### [REQUIREMENT]
Locate each line containing the string "woman" and copy it out.

________________________________________

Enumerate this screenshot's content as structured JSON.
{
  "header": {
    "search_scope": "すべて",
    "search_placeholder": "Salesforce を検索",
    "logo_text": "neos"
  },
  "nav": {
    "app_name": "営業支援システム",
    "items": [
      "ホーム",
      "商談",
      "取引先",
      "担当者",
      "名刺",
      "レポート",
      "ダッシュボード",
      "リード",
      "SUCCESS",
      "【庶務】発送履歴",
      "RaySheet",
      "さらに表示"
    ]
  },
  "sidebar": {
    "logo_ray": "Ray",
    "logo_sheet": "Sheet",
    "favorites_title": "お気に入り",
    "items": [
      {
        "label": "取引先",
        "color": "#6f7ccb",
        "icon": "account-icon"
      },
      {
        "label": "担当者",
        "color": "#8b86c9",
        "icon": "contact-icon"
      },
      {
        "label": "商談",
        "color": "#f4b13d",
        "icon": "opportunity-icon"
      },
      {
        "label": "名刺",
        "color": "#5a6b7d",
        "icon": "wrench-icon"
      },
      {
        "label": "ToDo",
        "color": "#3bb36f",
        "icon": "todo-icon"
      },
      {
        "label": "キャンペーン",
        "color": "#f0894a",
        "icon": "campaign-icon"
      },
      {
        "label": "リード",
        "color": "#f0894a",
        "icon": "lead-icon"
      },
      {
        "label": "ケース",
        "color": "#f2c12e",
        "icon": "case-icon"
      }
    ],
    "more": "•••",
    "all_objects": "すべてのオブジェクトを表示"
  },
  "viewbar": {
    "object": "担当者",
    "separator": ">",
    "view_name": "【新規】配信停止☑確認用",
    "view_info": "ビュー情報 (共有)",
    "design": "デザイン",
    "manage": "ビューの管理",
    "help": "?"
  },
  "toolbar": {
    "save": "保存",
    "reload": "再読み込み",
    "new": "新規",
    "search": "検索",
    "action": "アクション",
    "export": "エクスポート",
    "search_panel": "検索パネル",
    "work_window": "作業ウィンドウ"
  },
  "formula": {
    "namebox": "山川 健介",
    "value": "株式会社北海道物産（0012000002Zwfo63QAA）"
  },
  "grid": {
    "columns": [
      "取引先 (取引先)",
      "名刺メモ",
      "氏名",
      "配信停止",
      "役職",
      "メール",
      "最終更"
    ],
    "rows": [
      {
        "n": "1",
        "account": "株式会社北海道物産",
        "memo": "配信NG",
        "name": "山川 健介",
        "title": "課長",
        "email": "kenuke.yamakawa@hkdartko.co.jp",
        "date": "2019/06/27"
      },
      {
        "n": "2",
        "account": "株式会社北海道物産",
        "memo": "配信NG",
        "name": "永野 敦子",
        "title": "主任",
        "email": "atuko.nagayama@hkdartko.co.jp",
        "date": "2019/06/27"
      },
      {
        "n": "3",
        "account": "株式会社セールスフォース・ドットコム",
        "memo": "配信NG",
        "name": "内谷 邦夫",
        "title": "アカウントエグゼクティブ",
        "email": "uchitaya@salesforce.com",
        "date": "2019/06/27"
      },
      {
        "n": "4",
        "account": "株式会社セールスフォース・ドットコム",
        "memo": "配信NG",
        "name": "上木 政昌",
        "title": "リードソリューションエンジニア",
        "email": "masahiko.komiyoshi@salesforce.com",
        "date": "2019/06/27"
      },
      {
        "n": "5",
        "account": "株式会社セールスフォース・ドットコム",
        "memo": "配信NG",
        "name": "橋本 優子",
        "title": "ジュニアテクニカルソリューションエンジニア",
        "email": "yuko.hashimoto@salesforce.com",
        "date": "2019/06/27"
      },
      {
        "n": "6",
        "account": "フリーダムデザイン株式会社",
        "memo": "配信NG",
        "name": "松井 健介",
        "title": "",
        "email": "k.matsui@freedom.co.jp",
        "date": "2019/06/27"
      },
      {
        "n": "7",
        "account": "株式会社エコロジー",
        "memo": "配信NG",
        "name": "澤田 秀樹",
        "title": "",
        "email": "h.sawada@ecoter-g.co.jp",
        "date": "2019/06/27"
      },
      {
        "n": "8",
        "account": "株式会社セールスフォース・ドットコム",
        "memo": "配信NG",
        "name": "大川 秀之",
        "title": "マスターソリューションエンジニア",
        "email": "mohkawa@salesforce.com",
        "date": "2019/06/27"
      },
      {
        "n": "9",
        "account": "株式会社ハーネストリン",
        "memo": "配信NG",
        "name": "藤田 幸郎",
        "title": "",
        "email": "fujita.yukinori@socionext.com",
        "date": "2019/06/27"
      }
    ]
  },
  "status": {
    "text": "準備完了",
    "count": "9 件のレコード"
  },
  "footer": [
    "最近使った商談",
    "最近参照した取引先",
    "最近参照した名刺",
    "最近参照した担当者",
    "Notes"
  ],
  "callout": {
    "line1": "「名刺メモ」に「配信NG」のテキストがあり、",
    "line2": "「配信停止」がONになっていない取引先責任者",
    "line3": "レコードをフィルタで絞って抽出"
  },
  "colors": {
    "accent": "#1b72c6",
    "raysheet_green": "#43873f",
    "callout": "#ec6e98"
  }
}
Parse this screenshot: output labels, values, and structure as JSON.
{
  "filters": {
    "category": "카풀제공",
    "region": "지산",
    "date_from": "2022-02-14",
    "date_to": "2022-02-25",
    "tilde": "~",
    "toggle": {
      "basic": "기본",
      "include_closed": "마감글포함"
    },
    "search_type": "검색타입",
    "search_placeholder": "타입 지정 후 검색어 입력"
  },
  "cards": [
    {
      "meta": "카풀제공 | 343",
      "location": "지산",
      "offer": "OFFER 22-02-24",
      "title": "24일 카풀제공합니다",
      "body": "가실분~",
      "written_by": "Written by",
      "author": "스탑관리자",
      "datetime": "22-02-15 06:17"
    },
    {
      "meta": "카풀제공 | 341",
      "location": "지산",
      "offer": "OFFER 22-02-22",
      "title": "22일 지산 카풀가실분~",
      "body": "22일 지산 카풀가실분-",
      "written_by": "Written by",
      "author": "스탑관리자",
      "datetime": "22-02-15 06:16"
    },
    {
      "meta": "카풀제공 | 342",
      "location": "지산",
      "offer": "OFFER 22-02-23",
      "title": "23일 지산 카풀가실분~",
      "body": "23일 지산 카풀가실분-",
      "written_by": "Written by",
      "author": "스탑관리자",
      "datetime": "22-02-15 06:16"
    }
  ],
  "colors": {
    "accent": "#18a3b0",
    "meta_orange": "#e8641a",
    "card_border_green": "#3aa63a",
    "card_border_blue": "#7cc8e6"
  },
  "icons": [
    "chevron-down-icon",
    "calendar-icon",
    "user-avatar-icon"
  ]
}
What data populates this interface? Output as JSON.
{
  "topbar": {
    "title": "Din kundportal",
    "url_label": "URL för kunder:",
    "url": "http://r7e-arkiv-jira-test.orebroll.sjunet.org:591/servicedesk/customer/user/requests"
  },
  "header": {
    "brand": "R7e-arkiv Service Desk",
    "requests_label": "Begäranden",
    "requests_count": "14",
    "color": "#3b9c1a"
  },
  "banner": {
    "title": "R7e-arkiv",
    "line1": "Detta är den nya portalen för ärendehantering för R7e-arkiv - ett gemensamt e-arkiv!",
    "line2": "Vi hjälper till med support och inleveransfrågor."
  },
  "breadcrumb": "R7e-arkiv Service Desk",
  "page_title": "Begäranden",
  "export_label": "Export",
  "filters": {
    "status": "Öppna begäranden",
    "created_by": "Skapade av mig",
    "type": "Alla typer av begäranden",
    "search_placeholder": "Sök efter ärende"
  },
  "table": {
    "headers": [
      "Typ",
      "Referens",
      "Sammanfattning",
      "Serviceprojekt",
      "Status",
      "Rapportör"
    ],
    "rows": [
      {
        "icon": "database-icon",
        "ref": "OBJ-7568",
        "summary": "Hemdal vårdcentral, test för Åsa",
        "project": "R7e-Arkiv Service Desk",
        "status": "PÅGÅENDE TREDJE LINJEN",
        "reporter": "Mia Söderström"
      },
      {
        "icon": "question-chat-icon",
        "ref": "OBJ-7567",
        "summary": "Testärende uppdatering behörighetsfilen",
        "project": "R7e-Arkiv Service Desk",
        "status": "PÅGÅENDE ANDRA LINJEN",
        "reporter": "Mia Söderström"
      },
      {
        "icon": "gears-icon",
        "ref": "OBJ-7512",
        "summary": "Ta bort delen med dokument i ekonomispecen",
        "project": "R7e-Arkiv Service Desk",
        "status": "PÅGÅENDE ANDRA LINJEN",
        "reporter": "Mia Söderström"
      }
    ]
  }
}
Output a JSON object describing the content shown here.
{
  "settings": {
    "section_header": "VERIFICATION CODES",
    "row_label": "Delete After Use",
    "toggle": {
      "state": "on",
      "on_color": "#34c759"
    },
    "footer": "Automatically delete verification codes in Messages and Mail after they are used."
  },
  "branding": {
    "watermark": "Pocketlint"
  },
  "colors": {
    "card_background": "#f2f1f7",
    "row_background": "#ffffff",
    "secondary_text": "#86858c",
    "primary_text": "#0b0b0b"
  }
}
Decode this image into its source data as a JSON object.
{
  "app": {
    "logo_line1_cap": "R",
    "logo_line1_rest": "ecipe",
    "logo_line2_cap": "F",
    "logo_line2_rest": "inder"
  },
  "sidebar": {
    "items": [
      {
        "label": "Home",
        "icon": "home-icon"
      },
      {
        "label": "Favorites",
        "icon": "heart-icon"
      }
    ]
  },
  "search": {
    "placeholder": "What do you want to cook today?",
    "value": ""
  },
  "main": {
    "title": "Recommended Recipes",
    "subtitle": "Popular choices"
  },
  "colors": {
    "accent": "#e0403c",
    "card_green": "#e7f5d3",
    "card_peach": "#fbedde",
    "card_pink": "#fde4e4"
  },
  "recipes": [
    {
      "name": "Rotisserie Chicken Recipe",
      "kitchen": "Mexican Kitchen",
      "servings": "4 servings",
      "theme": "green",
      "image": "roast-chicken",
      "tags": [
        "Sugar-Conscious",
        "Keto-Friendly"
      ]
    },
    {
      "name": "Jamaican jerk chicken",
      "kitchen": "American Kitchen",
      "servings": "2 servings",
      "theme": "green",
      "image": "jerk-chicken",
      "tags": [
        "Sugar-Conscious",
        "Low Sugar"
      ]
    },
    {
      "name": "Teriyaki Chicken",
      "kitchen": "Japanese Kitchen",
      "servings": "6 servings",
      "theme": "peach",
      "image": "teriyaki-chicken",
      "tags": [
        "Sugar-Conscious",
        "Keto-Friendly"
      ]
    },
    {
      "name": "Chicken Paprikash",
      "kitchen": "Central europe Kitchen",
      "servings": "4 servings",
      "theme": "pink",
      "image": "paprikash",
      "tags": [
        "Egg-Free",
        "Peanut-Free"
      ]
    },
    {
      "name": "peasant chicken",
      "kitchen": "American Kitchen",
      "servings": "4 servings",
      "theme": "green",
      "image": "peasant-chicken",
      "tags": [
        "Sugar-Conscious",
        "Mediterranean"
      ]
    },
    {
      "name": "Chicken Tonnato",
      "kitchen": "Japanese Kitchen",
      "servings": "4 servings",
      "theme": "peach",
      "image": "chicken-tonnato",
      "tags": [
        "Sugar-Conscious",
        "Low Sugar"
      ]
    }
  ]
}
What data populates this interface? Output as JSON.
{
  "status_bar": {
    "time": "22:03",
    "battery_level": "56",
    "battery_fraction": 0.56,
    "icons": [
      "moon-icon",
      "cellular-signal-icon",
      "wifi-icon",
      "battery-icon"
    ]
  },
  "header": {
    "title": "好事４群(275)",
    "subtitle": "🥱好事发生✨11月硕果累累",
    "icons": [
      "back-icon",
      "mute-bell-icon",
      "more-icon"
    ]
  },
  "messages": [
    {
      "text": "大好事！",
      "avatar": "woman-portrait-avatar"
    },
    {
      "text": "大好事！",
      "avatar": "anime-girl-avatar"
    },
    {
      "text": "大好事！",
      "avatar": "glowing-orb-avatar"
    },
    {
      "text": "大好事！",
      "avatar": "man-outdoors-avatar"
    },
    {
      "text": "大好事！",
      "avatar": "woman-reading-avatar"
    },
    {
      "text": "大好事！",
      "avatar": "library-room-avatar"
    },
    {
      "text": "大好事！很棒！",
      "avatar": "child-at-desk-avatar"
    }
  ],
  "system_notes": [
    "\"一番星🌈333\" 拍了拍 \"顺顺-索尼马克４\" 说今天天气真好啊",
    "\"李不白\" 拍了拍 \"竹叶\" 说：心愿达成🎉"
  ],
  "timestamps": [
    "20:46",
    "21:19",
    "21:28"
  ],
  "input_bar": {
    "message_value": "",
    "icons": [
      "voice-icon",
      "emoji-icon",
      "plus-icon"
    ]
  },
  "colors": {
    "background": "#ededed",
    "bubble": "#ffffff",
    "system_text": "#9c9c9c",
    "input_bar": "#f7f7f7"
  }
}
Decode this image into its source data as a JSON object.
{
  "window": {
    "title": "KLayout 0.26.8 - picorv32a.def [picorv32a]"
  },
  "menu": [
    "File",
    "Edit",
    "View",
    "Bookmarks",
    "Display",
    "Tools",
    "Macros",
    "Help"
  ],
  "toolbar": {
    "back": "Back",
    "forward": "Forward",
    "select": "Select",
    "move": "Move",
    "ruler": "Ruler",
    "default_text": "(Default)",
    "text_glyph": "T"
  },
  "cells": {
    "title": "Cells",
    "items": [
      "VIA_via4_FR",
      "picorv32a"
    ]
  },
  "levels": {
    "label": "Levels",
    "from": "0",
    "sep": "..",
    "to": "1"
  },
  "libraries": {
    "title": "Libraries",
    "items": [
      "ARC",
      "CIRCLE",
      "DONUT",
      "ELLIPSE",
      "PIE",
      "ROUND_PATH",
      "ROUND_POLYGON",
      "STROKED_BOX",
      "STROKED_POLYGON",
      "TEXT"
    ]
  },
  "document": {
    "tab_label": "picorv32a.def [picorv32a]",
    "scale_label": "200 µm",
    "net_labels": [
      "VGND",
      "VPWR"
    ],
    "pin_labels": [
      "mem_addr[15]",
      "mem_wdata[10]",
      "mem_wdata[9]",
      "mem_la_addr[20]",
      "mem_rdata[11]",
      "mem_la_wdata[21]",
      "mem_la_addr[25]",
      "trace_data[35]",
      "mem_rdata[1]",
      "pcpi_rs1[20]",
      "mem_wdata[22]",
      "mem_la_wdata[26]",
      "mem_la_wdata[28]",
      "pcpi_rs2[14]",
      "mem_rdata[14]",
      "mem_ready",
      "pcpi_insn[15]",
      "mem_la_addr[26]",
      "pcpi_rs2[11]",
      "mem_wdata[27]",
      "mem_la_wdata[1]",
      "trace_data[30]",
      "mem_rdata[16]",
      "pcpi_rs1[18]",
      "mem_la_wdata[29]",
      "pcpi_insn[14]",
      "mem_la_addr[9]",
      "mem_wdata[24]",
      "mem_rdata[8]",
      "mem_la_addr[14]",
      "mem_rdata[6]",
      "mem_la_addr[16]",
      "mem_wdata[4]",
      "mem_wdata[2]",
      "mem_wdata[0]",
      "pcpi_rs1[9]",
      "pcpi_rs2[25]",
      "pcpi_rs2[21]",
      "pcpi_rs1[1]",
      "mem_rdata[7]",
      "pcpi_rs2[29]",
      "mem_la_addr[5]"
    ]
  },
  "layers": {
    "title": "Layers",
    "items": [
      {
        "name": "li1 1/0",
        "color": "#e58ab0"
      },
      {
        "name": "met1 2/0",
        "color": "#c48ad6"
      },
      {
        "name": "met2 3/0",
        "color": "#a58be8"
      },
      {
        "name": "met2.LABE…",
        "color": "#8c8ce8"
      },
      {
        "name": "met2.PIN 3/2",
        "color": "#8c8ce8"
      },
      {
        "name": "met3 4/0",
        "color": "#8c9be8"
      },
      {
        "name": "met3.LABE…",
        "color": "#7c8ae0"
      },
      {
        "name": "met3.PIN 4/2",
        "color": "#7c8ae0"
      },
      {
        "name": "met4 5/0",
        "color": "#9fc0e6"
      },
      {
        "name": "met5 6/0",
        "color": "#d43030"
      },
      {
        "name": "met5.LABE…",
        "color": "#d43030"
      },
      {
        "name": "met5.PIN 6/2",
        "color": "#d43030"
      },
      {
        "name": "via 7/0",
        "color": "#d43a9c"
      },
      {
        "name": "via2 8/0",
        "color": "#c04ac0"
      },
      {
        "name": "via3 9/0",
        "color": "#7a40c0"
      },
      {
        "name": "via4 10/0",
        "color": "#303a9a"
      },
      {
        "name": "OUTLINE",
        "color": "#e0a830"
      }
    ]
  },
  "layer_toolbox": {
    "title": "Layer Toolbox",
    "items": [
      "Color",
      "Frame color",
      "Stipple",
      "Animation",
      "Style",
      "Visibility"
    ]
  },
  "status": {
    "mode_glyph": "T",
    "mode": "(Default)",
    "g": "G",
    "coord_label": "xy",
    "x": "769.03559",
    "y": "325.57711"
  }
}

________________________________________

### [RESPONSE TO THIS TASK]
      "avatar": "woman-portrait-avatar"
      "avatar": "woman-reading-avatar"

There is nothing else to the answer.